» **Direction**
Identify every line in the records below that contains the word "Pour", and copy each of those lines.

(Data entries)
- - -

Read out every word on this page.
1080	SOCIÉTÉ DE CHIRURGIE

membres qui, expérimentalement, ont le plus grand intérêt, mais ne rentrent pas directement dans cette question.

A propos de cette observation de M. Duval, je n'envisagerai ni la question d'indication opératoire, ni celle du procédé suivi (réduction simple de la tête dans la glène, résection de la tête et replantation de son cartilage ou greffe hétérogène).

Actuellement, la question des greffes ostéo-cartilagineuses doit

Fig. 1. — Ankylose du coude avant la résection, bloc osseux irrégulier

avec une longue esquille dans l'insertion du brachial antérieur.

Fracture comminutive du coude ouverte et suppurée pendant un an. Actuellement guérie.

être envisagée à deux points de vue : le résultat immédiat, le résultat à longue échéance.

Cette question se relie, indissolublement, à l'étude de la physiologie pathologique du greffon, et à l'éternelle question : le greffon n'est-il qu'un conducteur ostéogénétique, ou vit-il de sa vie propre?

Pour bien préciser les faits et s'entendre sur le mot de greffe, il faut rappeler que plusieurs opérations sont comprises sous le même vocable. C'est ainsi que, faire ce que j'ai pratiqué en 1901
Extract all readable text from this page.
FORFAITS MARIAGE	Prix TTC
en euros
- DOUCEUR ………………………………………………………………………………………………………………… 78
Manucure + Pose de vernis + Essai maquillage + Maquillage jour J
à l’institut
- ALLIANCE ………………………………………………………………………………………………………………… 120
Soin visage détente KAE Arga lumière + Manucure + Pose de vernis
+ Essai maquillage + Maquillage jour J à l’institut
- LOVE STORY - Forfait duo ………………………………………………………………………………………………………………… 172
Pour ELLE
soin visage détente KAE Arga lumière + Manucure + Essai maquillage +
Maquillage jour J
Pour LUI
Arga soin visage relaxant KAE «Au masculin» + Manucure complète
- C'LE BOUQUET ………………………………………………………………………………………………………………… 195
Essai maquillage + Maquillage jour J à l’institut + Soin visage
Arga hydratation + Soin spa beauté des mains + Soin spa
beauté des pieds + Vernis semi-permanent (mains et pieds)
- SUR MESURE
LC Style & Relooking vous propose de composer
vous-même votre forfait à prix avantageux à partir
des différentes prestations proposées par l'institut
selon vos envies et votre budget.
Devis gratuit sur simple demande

- - -

» **Result of this task**
Pour bien préciser les faits et s'entendre sur le mot de greffe, il faut rappeler que plusieurs opérations sont comprises sous le même vocable. C'est ainsi que, faire ce que j'ai pratiqué en 1901
Pour ELLE
Pour LUI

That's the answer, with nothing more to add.